- TASK GOAL -
Gather all lines with "name" from the records.

- SUPPLIED MATERIAL -

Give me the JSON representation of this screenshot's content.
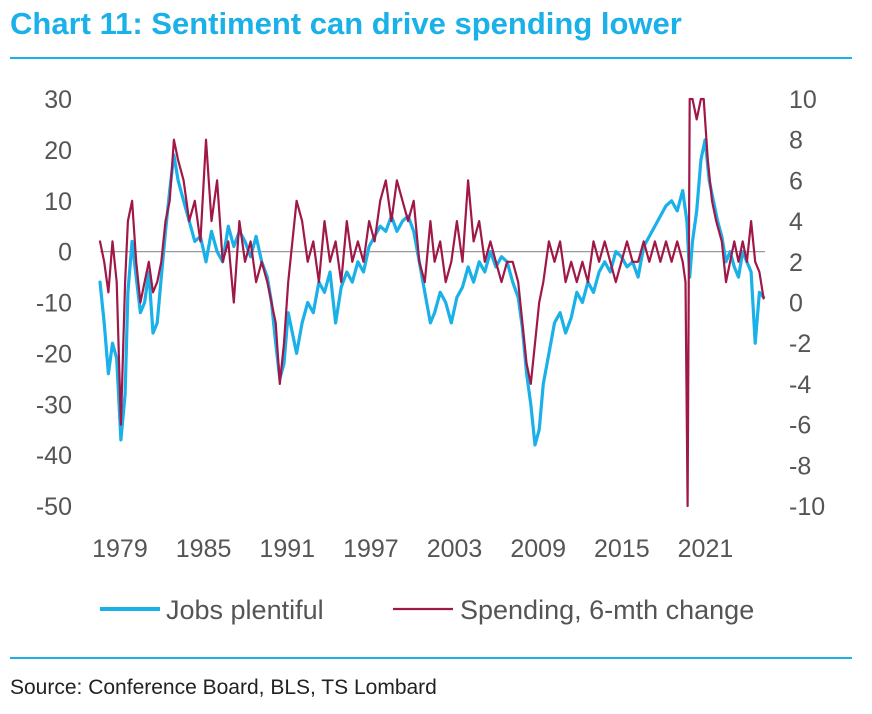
{
  "title": "Chart 11: Sentiment can drive spending lower",
  "source": "Source: Conference Board, BLS, TS Lombard",
  "chart_data": {
    "type": "line",
    "x_ticks": [
      "1979",
      "1985",
      "1991",
      "1997",
      "2003",
      "2009",
      "2015",
      "2021"
    ],
    "xlim": [
      1978.0,
      2025.7
    ],
    "y_left": {
      "ylim": [
        -50,
        30
      ],
      "ticks": [
        "30",
        "20",
        "10",
        "0",
        "-10",
        "-20",
        "-30",
        "-40",
        "-50"
      ]
    },
    "y_right": {
      "ylim": [
        -10,
        10
      ],
      "ticks": [
        "10",
        "8",
        "6",
        "4",
        "2",
        "0",
        "-2",
        "-4",
        "-6",
        "-8",
        "-10"
      ]
    },
    "zero_line_left": 0,
    "colors": {
      "jobs": "#1ab0e8",
      "spending": "#a01848",
      "zero": "#9a9a9a",
      "axis_text": "#555555"
    },
    "series": [
      {
        "name": "Jobs plentiful",
        "axis": "left",
        "points": [
          [
            1978.0,
            -6
          ],
          [
            1978.3,
            -14
          ],
          [
            1978.6,
            -24
          ],
          [
            1978.9,
            -18
          ],
          [
            1979.2,
            -21
          ],
          [
            1979.5,
            -37
          ],
          [
            1979.8,
            -28
          ],
          [
            1980.0,
            -8
          ],
          [
            1980.3,
            2
          ],
          [
            1980.6,
            -5
          ],
          [
            1980.9,
            -12
          ],
          [
            1981.2,
            -10
          ],
          [
            1981.5,
            -4
          ],
          [
            1981.8,
            -16
          ],
          [
            1982.1,
            -14
          ],
          [
            1982.4,
            -5
          ],
          [
            1982.7,
            4
          ],
          [
            1983.0,
            12
          ],
          [
            1983.3,
            19
          ],
          [
            1983.6,
            14
          ],
          [
            1984.0,
            10
          ],
          [
            1984.4,
            6
          ],
          [
            1984.8,
            2
          ],
          [
            1985.2,
            3
          ],
          [
            1985.6,
            -2
          ],
          [
            1986.0,
            4
          ],
          [
            1986.4,
            0
          ],
          [
            1986.8,
            -2
          ],
          [
            1987.2,
            5
          ],
          [
            1987.6,
            1
          ],
          [
            1988.0,
            4
          ],
          [
            1988.4,
            2
          ],
          [
            1988.8,
            -1
          ],
          [
            1989.2,
            3
          ],
          [
            1989.6,
            -2
          ],
          [
            1990.0,
            -5
          ],
          [
            1990.3,
            -10
          ],
          [
            1990.6,
            -18
          ],
          [
            1990.9,
            -25
          ],
          [
            1991.2,
            -22
          ],
          [
            1991.5,
            -12
          ],
          [
            1991.8,
            -16
          ],
          [
            1992.1,
            -20
          ],
          [
            1992.5,
            -14
          ],
          [
            1992.9,
            -10
          ],
          [
            1993.3,
            -12
          ],
          [
            1993.7,
            -6
          ],
          [
            1994.1,
            -8
          ],
          [
            1994.5,
            -4
          ],
          [
            1994.9,
            -14
          ],
          [
            1995.3,
            -7
          ],
          [
            1995.7,
            -4
          ],
          [
            1996.1,
            -6
          ],
          [
            1996.5,
            -2
          ],
          [
            1996.9,
            -4
          ],
          [
            1997.3,
            1
          ],
          [
            1997.7,
            3
          ],
          [
            1998.1,
            5
          ],
          [
            1998.5,
            4
          ],
          [
            1998.9,
            7
          ],
          [
            1999.3,
            4
          ],
          [
            1999.7,
            6
          ],
          [
            2000.1,
            7
          ],
          [
            2000.5,
            4
          ],
          [
            2000.9,
            -2
          ],
          [
            2001.3,
            -8
          ],
          [
            2001.7,
            -14
          ],
          [
            2002.0,
            -12
          ],
          [
            2002.4,
            -8
          ],
          [
            2002.8,
            -10
          ],
          [
            2003.2,
            -14
          ],
          [
            2003.6,
            -9
          ],
          [
            2004.0,
            -7
          ],
          [
            2004.4,
            -3
          ],
          [
            2004.8,
            -6
          ],
          [
            2005.2,
            -2
          ],
          [
            2005.6,
            -4
          ],
          [
            2006.0,
            0
          ],
          [
            2006.4,
            -3
          ],
          [
            2006.8,
            -1
          ],
          [
            2007.2,
            -2
          ],
          [
            2007.6,
            -6
          ],
          [
            2008.0,
            -9
          ],
          [
            2008.3,
            -15
          ],
          [
            2008.6,
            -24
          ],
          [
            2008.9,
            -30
          ],
          [
            2009.2,
            -38
          ],
          [
            2009.5,
            -35
          ],
          [
            2009.8,
            -26
          ],
          [
            2010.2,
            -20
          ],
          [
            2010.6,
            -14
          ],
          [
            2011.0,
            -12
          ],
          [
            2011.4,
            -16
          ],
          [
            2011.8,
            -13
          ],
          [
            2012.2,
            -8
          ],
          [
            2012.6,
            -10
          ],
          [
            2013.0,
            -6
          ],
          [
            2013.4,
            -8
          ],
          [
            2013.8,
            -4
          ],
          [
            2014.2,
            -2
          ],
          [
            2014.6,
            -4
          ],
          [
            2015.0,
            0
          ],
          [
            2015.4,
            -1
          ],
          [
            2015.8,
            -3
          ],
          [
            2016.2,
            -2
          ],
          [
            2016.6,
            -5
          ],
          [
            2017.0,
            1
          ],
          [
            2017.4,
            3
          ],
          [
            2017.8,
            5
          ],
          [
            2018.2,
            7
          ],
          [
            2018.6,
            9
          ],
          [
            2019.0,
            10
          ],
          [
            2019.4,
            8
          ],
          [
            2019.8,
            12
          ],
          [
            2020.1,
            6
          ],
          [
            2020.3,
            -5
          ],
          [
            2020.5,
            2
          ],
          [
            2020.8,
            8
          ],
          [
            2021.1,
            18
          ],
          [
            2021.4,
            22
          ],
          [
            2021.7,
            14
          ],
          [
            2022.0,
            10
          ],
          [
            2022.3,
            6
          ],
          [
            2022.6,
            3
          ],
          [
            2022.9,
            -2
          ],
          [
            2023.2,
            0
          ],
          [
            2023.5,
            -3
          ],
          [
            2023.8,
            -5
          ],
          [
            2024.1,
            0
          ],
          [
            2024.4,
            -2
          ],
          [
            2024.7,
            -4
          ],
          [
            2025.0,
            -18
          ],
          [
            2025.3,
            -8
          ],
          [
            2025.6,
            -9
          ]
        ]
      },
      {
        "name": "Spending, 6-mth change",
        "axis": "right",
        "points": [
          [
            1978.0,
            3
          ],
          [
            1978.3,
            2
          ],
          [
            1978.6,
            0.5
          ],
          [
            1978.9,
            3
          ],
          [
            1979.2,
            1
          ],
          [
            1979.5,
            -6
          ],
          [
            1979.8,
            1
          ],
          [
            1980.0,
            4
          ],
          [
            1980.3,
            5
          ],
          [
            1980.6,
            2
          ],
          [
            1980.9,
            0
          ],
          [
            1981.2,
            1
          ],
          [
            1981.5,
            2
          ],
          [
            1981.8,
            0.5
          ],
          [
            1982.1,
            1
          ],
          [
            1982.4,
            2
          ],
          [
            1982.7,
            4
          ],
          [
            1983.0,
            5
          ],
          [
            1983.3,
            8
          ],
          [
            1983.6,
            7
          ],
          [
            1984.0,
            6
          ],
          [
            1984.4,
            4
          ],
          [
            1984.8,
            5
          ],
          [
            1985.2,
            3
          ],
          [
            1985.6,
            8
          ],
          [
            1986.0,
            4
          ],
          [
            1986.4,
            6
          ],
          [
            1986.8,
            2
          ],
          [
            1987.2,
            3
          ],
          [
            1987.6,
            0
          ],
          [
            1988.0,
            4
          ],
          [
            1988.4,
            2
          ],
          [
            1988.8,
            3
          ],
          [
            1989.2,
            1
          ],
          [
            1989.6,
            2
          ],
          [
            1990.0,
            1
          ],
          [
            1990.3,
            0
          ],
          [
            1990.6,
            -1
          ],
          [
            1990.9,
            -4
          ],
          [
            1991.2,
            -2
          ],
          [
            1991.5,
            1
          ],
          [
            1991.8,
            3
          ],
          [
            1992.1,
            5
          ],
          [
            1992.5,
            4
          ],
          [
            1992.9,
            2
          ],
          [
            1993.3,
            3
          ],
          [
            1993.7,
            1
          ],
          [
            1994.1,
            4
          ],
          [
            1994.5,
            2
          ],
          [
            1994.9,
            3
          ],
          [
            1995.3,
            1
          ],
          [
            1995.7,
            4
          ],
          [
            1996.1,
            2
          ],
          [
            1996.5,
            3
          ],
          [
            1996.9,
            2
          ],
          [
            1997.3,
            4
          ],
          [
            1997.7,
            3
          ],
          [
            1998.1,
            5
          ],
          [
            1998.5,
            6
          ],
          [
            1998.9,
            4
          ],
          [
            1999.3,
            6
          ],
          [
            1999.7,
            5
          ],
          [
            2000.1,
            4
          ],
          [
            2000.5,
            5
          ],
          [
            2000.9,
            2
          ],
          [
            2001.3,
            1
          ],
          [
            2001.7,
            4
          ],
          [
            2002.0,
            2
          ],
          [
            2002.4,
            3
          ],
          [
            2002.8,
            1
          ],
          [
            2003.2,
            2
          ],
          [
            2003.6,
            4
          ],
          [
            2004.0,
            2
          ],
          [
            2004.4,
            6
          ],
          [
            2004.8,
            3
          ],
          [
            2005.2,
            4
          ],
          [
            2005.6,
            2
          ],
          [
            2006.0,
            3
          ],
          [
            2006.4,
            2
          ],
          [
            2006.8,
            1
          ],
          [
            2007.2,
            2
          ],
          [
            2007.6,
            2
          ],
          [
            2008.0,
            1
          ],
          [
            2008.3,
            -1
          ],
          [
            2008.6,
            -3
          ],
          [
            2008.9,
            -4
          ],
          [
            2009.2,
            -2
          ],
          [
            2009.5,
            0
          ],
          [
            2009.8,
            1
          ],
          [
            2010.2,
            3
          ],
          [
            2010.6,
            2
          ],
          [
            2011.0,
            3
          ],
          [
            2011.4,
            1
          ],
          [
            2011.8,
            2
          ],
          [
            2012.2,
            1
          ],
          [
            2012.6,
            2
          ],
          [
            2013.0,
            1
          ],
          [
            2013.4,
            3
          ],
          [
            2013.8,
            2
          ],
          [
            2014.2,
            3
          ],
          [
            2014.6,
            2
          ],
          [
            2015.0,
            1
          ],
          [
            2015.4,
            2
          ],
          [
            2015.8,
            3
          ],
          [
            2016.2,
            2
          ],
          [
            2016.6,
            2
          ],
          [
            2017.0,
            3
          ],
          [
            2017.4,
            2
          ],
          [
            2017.8,
            3
          ],
          [
            2018.2,
            2
          ],
          [
            2018.6,
            3
          ],
          [
            2019.0,
            2
          ],
          [
            2019.4,
            3
          ],
          [
            2019.8,
            2
          ],
          [
            2020.0,
            1
          ],
          [
            2020.15,
            -10
          ],
          [
            2020.3,
            10
          ],
          [
            2020.5,
            10
          ],
          [
            2020.8,
            9
          ],
          [
            2021.1,
            10
          ],
          [
            2021.3,
            10
          ],
          [
            2021.6,
            7
          ],
          [
            2021.9,
            5
          ],
          [
            2022.2,
            4
          ],
          [
            2022.6,
            3
          ],
          [
            2022.9,
            1
          ],
          [
            2023.2,
            2
          ],
          [
            2023.5,
            3
          ],
          [
            2023.8,
            2
          ],
          [
            2024.1,
            3
          ],
          [
            2024.4,
            2
          ],
          [
            2024.7,
            4
          ],
          [
            2025.0,
            2
          ],
          [
            2025.3,
            1.5
          ],
          [
            2025.6,
            0.2
          ]
        ]
      }
    ],
    "legend": {
      "placement": "bottom"
    }
  }
}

- ANSWER BELOW -
        "name": "Jobs plentiful",
        "name": "Spending, 6-mth change",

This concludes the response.